Output each entry that follows exactly. Images stay out.

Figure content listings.
######

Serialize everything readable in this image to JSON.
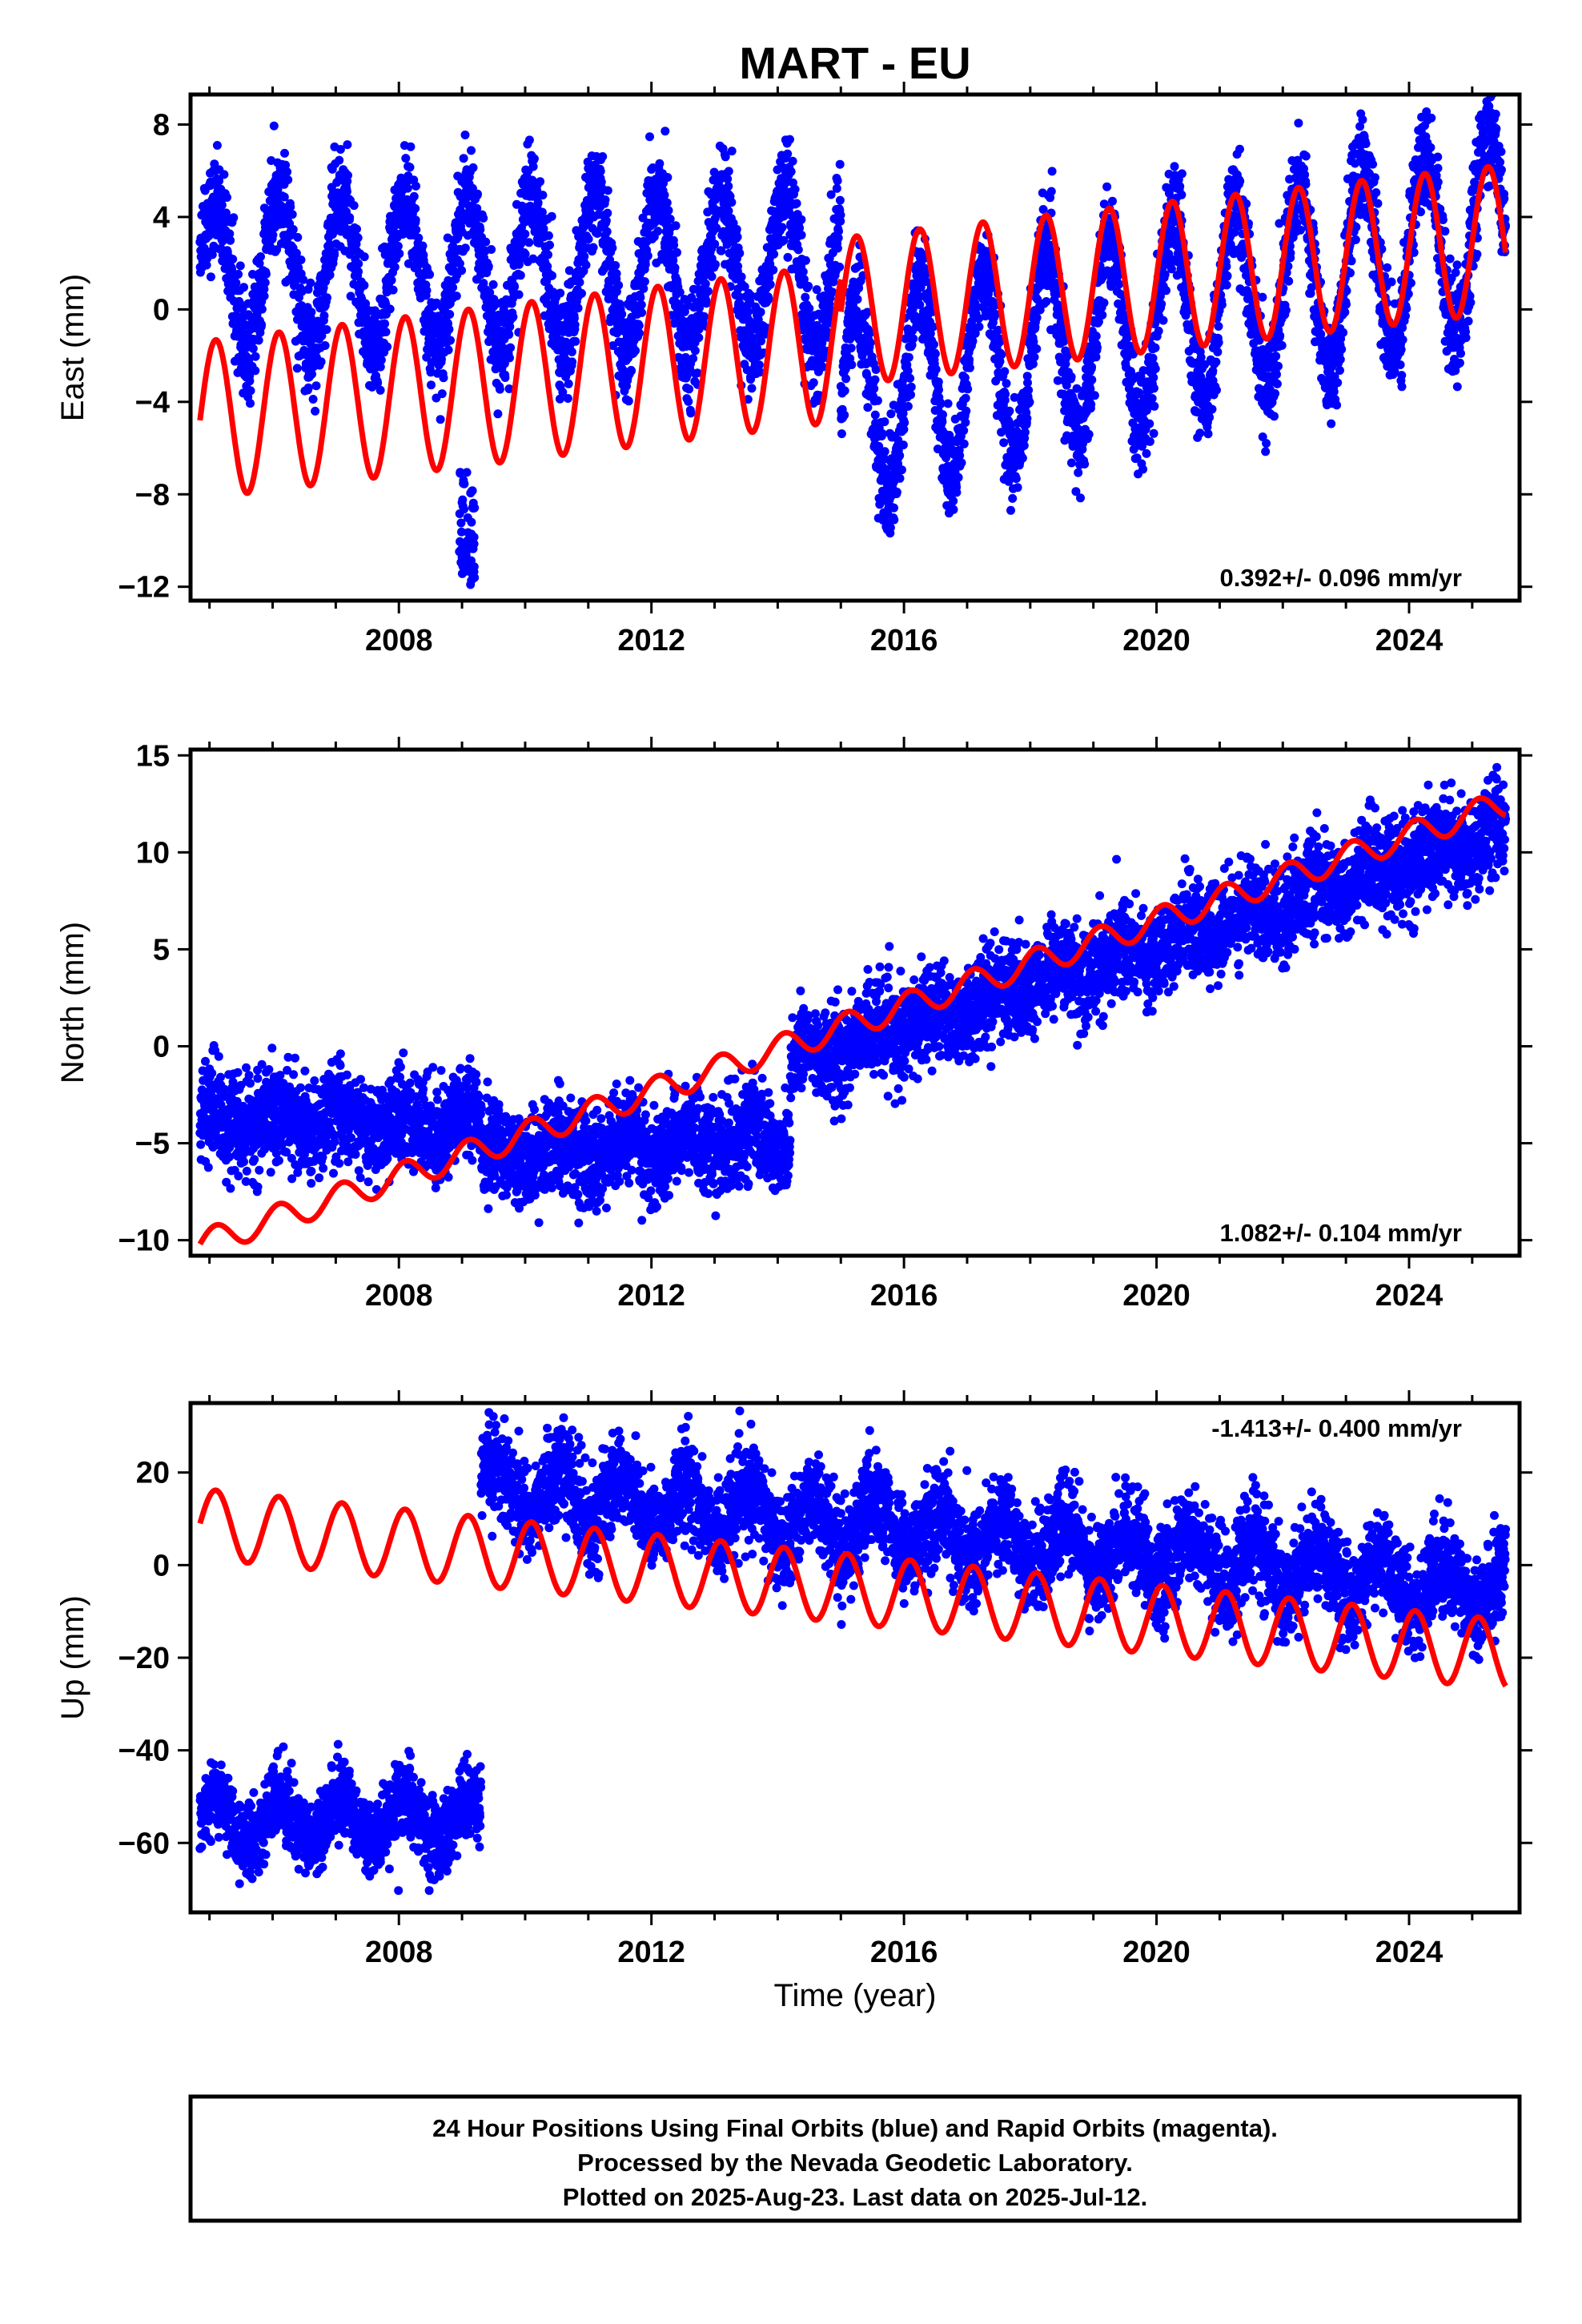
{
  "chart_data": {
    "type": "scatter",
    "title": "MART - EU",
    "xlabel": "Time (year)",
    "xlim": [
      2004.7,
      2025.75
    ],
    "x_ticks": [
      2008,
      2012,
      2016,
      2020,
      2024
    ],
    "x_tick_labels": [
      "2008",
      "2012",
      "2016",
      "2020",
      "2024"
    ],
    "data_start_year": 2004.85,
    "data_end_year": 2025.53,
    "colors": {
      "observed": "#0000ff",
      "model": "#ff0000"
    },
    "panels": [
      {
        "id": "east",
        "ylabel": "East (mm)",
        "ylim": [
          -12.6,
          9.3
        ],
        "y_ticks": [
          -12,
          -8,
          -4,
          0,
          4,
          8
        ],
        "y_tick_labels": [
          "−12",
          "−8",
          "−4",
          "0",
          "4",
          "8"
        ],
        "rate_label": "0.392+/- 0.096 mm/yr",
        "rate_position": "bottom-right",
        "observed_segments": [
          {
            "start": 2004.85,
            "end": 2015.0,
            "offset": 1.6,
            "trend": 0.0,
            "amplitude": 3.3,
            "noise": 1.1
          },
          {
            "start": 2015.0,
            "end": 2025.53,
            "offset": -4.2,
            "trend": 0.75,
            "amplitude": 4.2,
            "noise": 1.1
          }
        ],
        "observed_outliers": [
          {
            "start": 2008.95,
            "end": 2009.2,
            "min": -12.0,
            "max": -7.0
          }
        ],
        "model_segments": [
          {
            "start": 2004.85,
            "end": 2015.0,
            "offset": -4.8,
            "trend": 0.33,
            "amplitude": 3.4
          },
          {
            "start": 2015.0,
            "end": 2025.53,
            "offset": -0.1,
            "trend": 0.3,
            "amplitude": 3.2
          }
        ]
      },
      {
        "id": "north",
        "ylabel": "North (mm)",
        "ylim": [
          -10.8,
          15.3
        ],
        "y_ticks": [
          -10,
          -5,
          0,
          5,
          10,
          15
        ],
        "y_tick_labels": [
          "−10",
          "−5",
          "0",
          "5",
          "10",
          "15"
        ],
        "rate_label": "1.082+/- 0.104 mm/yr",
        "rate_position": "bottom-right",
        "observed_segments": [
          {
            "start": 2004.85,
            "end": 2009.3,
            "offset": -3.9,
            "trend": 0.0,
            "amplitude": 0.6,
            "noise": 1.2
          },
          {
            "start": 2009.3,
            "end": 2014.2,
            "offset": -5.8,
            "trend": 0.25,
            "amplitude": 0.7,
            "noise": 1.2
          },
          {
            "start": 2014.2,
            "end": 2025.53,
            "offset": 0.0,
            "trend": 1.05,
            "amplitude": 0.6,
            "noise": 1.2,
            "ref": 2015.0
          }
        ],
        "observed_outliers": [],
        "model_segments": [
          {
            "start": 2004.85,
            "end": 2025.53,
            "offset": -10.2,
            "trend": 1.1,
            "amplitude": 0.7
          }
        ]
      },
      {
        "id": "up",
        "ylabel": "Up (mm)",
        "ylim": [
          -75,
          35
        ],
        "y_ticks": [
          -60,
          -40,
          -20,
          0,
          20
        ],
        "y_tick_labels": [
          "−60",
          "−40",
          "−20",
          "0",
          "20"
        ],
        "rate_label": "-1.413+/- 0.400 mm/yr",
        "rate_position": "top-right",
        "observed_segments": [
          {
            "start": 2004.85,
            "end": 2009.3,
            "offset": -55.0,
            "trend": 0.0,
            "amplitude": 5.0,
            "noise": 4.0
          },
          {
            "start": 2009.3,
            "end": 2025.53,
            "offset": 17.0,
            "trend": -1.4,
            "amplitude": 5.0,
            "noise": 5.0,
            "ref": 2009.3
          }
        ],
        "observed_outliers": [],
        "model_segments": [
          {
            "start": 2004.85,
            "end": 2025.53,
            "offset": 9.0,
            "trend": -1.37,
            "amplitude": 7.5
          }
        ]
      }
    ],
    "footer": [
      "24 Hour Positions Using Final Orbits (blue) and Rapid Orbits (magenta).",
      "Processed by the Nevada Geodetic Laboratory.",
      "Plotted on 2025-Aug-23. Last data on 2025-Jul-12."
    ]
  }
}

######

SOLUTION.
Serialize everything readable in this image to JSON.
{
  "chart_data": {
    "type": "scatter",
    "title": "MART - EU",
    "xlabel": "Time (year)",
    "xlim": [
      2004.7,
      2025.75
    ],
    "x_ticks": [
      2008,
      2012,
      2016,
      2020,
      2024
    ],
    "x_tick_labels": [
      "2008",
      "2012",
      "2016",
      "2020",
      "2024"
    ],
    "data_start_year": 2004.85,
    "data_end_year": 2025.53,
    "colors": {
      "observed": "#0000ff",
      "model": "#ff0000"
    },
    "panels": [
      {
        "id": "east",
        "ylabel": "East (mm)",
        "ylim": [
          -12.6,
          9.3
        ],
        "y_ticks": [
          -12,
          -8,
          -4,
          0,
          4,
          8
        ],
        "y_tick_labels": [
          "−12",
          "−8",
          "−4",
          "0",
          "4",
          "8"
        ],
        "rate_label": "0.392+/- 0.096 mm/yr",
        "rate_position": "bottom-right",
        "observed_segments": [
          {
            "start": 2004.85,
            "end": 2015.0,
            "offset": 1.6,
            "trend": 0.0,
            "amplitude": 3.3,
            "noise": 1.1
          },
          {
            "start": 2015.0,
            "end": 2025.53,
            "offset": -4.2,
            "trend": 0.75,
            "amplitude": 4.2,
            "noise": 1.1
          }
        ],
        "observed_outliers": [
          {
            "start": 2008.95,
            "end": 2009.2,
            "min": -12.0,
            "max": -7.0
          }
        ],
        "model_segments": [
          {
            "start": 2004.85,
            "end": 2015.0,
            "offset": -4.8,
            "trend": 0.33,
            "amplitude": 3.4
          },
          {
            "start": 2015.0,
            "end": 2025.53,
            "offset": -0.1,
            "trend": 0.3,
            "amplitude": 3.2
          }
        ]
      },
      {
        "id": "north",
        "ylabel": "North (mm)",
        "ylim": [
          -10.8,
          15.3
        ],
        "y_ticks": [
          -10,
          -5,
          0,
          5,
          10,
          15
        ],
        "y_tick_labels": [
          "−10",
          "−5",
          "0",
          "5",
          "10",
          "15"
        ],
        "rate_label": "1.082+/- 0.104 mm/yr",
        "rate_position": "bottom-right",
        "observed_segments": [
          {
            "start": 2004.85,
            "end": 2009.3,
            "offset": -3.9,
            "trend": 0.0,
            "amplitude": 0.6,
            "noise": 1.2
          },
          {
            "start": 2009.3,
            "end": 2014.2,
            "offset": -5.8,
            "trend": 0.25,
            "amplitude": 0.7,
            "noise": 1.2
          },
          {
            "start": 2014.2,
            "end": 2025.53,
            "offset": 0.0,
            "trend": 1.05,
            "amplitude": 0.6,
            "noise": 1.2,
            "ref": 2015.0
          }
        ],
        "observed_outliers": [],
        "model_segments": [
          {
            "start": 2004.85,
            "end": 2025.53,
            "offset": -10.2,
            "trend": 1.1,
            "amplitude": 0.7
          }
        ]
      },
      {
        "id": "up",
        "ylabel": "Up (mm)",
        "ylim": [
          -75,
          35
        ],
        "y_ticks": [
          -60,
          -40,
          -20,
          0,
          20
        ],
        "y_tick_labels": [
          "−60",
          "−40",
          "−20",
          "0",
          "20"
        ],
        "rate_label": "-1.413+/- 0.400 mm/yr",
        "rate_position": "top-right",
        "observed_segments": [
          {
            "start": 2004.85,
            "end": 2009.3,
            "offset": -55.0,
            "trend": 0.0,
            "amplitude": 5.0,
            "noise": 4.0
          },
          {
            "start": 2009.3,
            "end": 2025.53,
            "offset": 17.0,
            "trend": -1.4,
            "amplitude": 5.0,
            "noise": 5.0,
            "ref": 2009.3
          }
        ],
        "observed_outliers": [],
        "model_segments": [
          {
            "start": 2004.85,
            "end": 2025.53,
            "offset": 9.0,
            "trend": -1.37,
            "amplitude": 7.5
          }
        ]
      }
    ],
    "footer": [
      "24 Hour Positions Using Final Orbits (blue) and Rapid Orbits (magenta).",
      "Processed by the Nevada Geodetic Laboratory.",
      "Plotted on 2025-Aug-23. Last data on 2025-Jul-12."
    ]
  }
}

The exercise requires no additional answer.